▸ **Problem to work on**
Below are records to repeat exactly. Omit the pictures from the copy.

------ Data excerpts ------

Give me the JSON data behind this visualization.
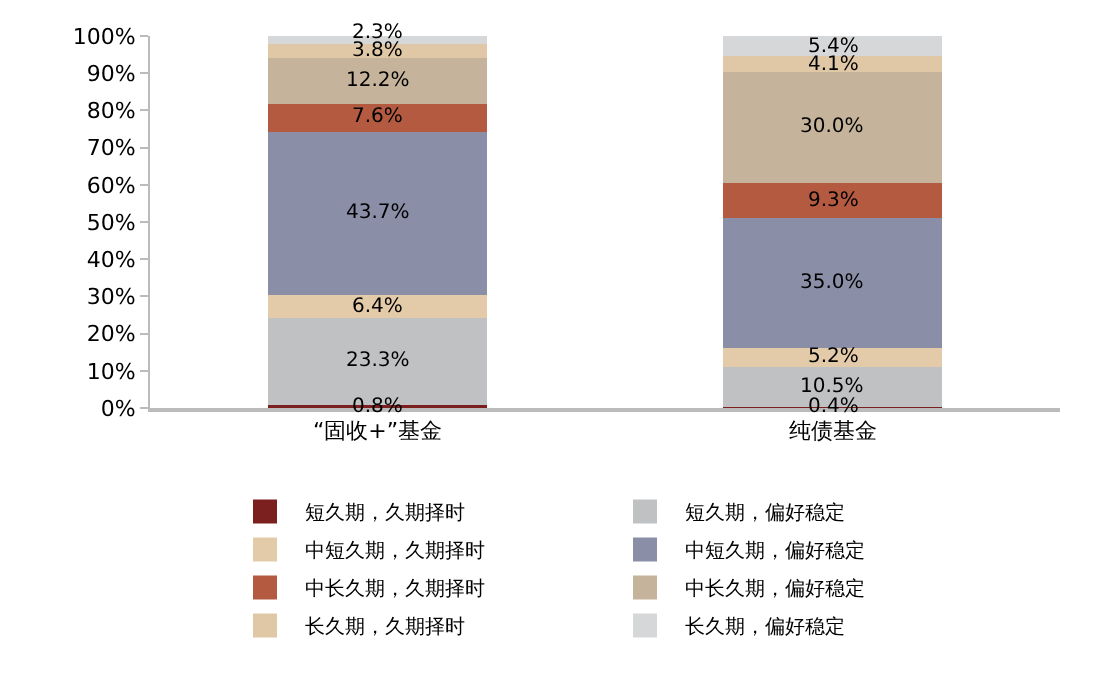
{
  "chart_data": {
    "type": "bar",
    "stacked": true,
    "categories": [
      "“固收+”基金",
      "纯债基金"
    ],
    "series": [
      {
        "name": "短久期，久期择时",
        "color": "#7b1f1f",
        "values": [
          0.8,
          0.4
        ],
        "value_labels": [
          "0.8%",
          "0.4%"
        ]
      },
      {
        "name": "短久期，偏好稳定",
        "color": "#c0c1c3",
        "values": [
          23.3,
          10.5
        ],
        "value_labels": [
          "23.3%",
          "10.5%"
        ]
      },
      {
        "name": "中短久期，久期择时",
        "color": "#e3cba9",
        "values": [
          6.4,
          5.2
        ],
        "value_labels": [
          "6.4%",
          "5.2%"
        ]
      },
      {
        "name": "中短久期，偏好稳定",
        "color": "#8a8ea7",
        "values": [
          43.7,
          35.0
        ],
        "value_labels": [
          "43.7%",
          "35.0%"
        ]
      },
      {
        "name": "中长久期，久期择时",
        "color": "#b45a40",
        "values": [
          7.6,
          9.3
        ],
        "value_labels": [
          "7.6%",
          "9.3%"
        ]
      },
      {
        "name": "中长久期，偏好稳定",
        "color": "#c5b49b",
        "values": [
          12.2,
          30.0
        ],
        "value_labels": [
          "12.2%",
          "30.0%"
        ]
      },
      {
        "name": "长久期，久期择时",
        "color": "#e0c8a6",
        "values": [
          3.8,
          4.1
        ],
        "value_labels": [
          "3.8%",
          "4.1%"
        ]
      },
      {
        "name": "长久期，偏好稳定",
        "color": "#d6d7d9",
        "values": [
          2.3,
          5.4
        ],
        "value_labels": [
          "2.3%",
          "5.4%"
        ]
      }
    ],
    "ylim": [
      0,
      100
    ],
    "yticks": [
      {
        "value": 0,
        "label": "0%"
      },
      {
        "value": 10,
        "label": "10%"
      },
      {
        "value": 20,
        "label": "20%"
      },
      {
        "value": 30,
        "label": "30%"
      },
      {
        "value": 40,
        "label": "40%"
      },
      {
        "value": 50,
        "label": "50%"
      },
      {
        "value": 60,
        "label": "60%"
      },
      {
        "value": 70,
        "label": "70%"
      },
      {
        "value": 80,
        "label": "80%"
      },
      {
        "value": 90,
        "label": "90%"
      },
      {
        "value": 100,
        "label": "100%"
      }
    ],
    "legend": "bottom"
  }
}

------

▸ **Reply to the exercise**
Give me the JSON data behind this visualization.
{
  "chart_data": {
    "type": "bar",
    "stacked": true,
    "categories": [
      "“固收+”基金",
      "纯债基金"
    ],
    "series": [
      {
        "name": "短久期，久期择时",
        "color": "#7b1f1f",
        "values": [
          0.8,
          0.4
        ],
        "value_labels": [
          "0.8%",
          "0.4%"
        ]
      },
      {
        "name": "短久期，偏好稳定",
        "color": "#c0c1c3",
        "values": [
          23.3,
          10.5
        ],
        "value_labels": [
          "23.3%",
          "10.5%"
        ]
      },
      {
        "name": "中短久期，久期择时",
        "color": "#e3cba9",
        "values": [
          6.4,
          5.2
        ],
        "value_labels": [
          "6.4%",
          "5.2%"
        ]
      },
      {
        "name": "中短久期，偏好稳定",
        "color": "#8a8ea7",
        "values": [
          43.7,
          35.0
        ],
        "value_labels": [
          "43.7%",
          "35.0%"
        ]
      },
      {
        "name": "中长久期，久期择时",
        "color": "#b45a40",
        "values": [
          7.6,
          9.3
        ],
        "value_labels": [
          "7.6%",
          "9.3%"
        ]
      },
      {
        "name": "中长久期，偏好稳定",
        "color": "#c5b49b",
        "values": [
          12.2,
          30.0
        ],
        "value_labels": [
          "12.2%",
          "30.0%"
        ]
      },
      {
        "name": "长久期，久期择时",
        "color": "#e0c8a6",
        "values": [
          3.8,
          4.1
        ],
        "value_labels": [
          "3.8%",
          "4.1%"
        ]
      },
      {
        "name": "长久期，偏好稳定",
        "color": "#d6d7d9",
        "values": [
          2.3,
          5.4
        ],
        "value_labels": [
          "2.3%",
          "5.4%"
        ]
      }
    ],
    "ylim": [
      0,
      100
    ],
    "yticks": [
      {
        "value": 0,
        "label": "0%"
      },
      {
        "value": 10,
        "label": "10%"
      },
      {
        "value": 20,
        "label": "20%"
      },
      {
        "value": 30,
        "label": "30%"
      },
      {
        "value": 40,
        "label": "40%"
      },
      {
        "value": 50,
        "label": "50%"
      },
      {
        "value": 60,
        "label": "60%"
      },
      {
        "value": 70,
        "label": "70%"
      },
      {
        "value": 80,
        "label": "80%"
      },
      {
        "value": 90,
        "label": "90%"
      },
      {
        "value": 100,
        "label": "100%"
      }
    ],
    "legend": "bottom"
  }
}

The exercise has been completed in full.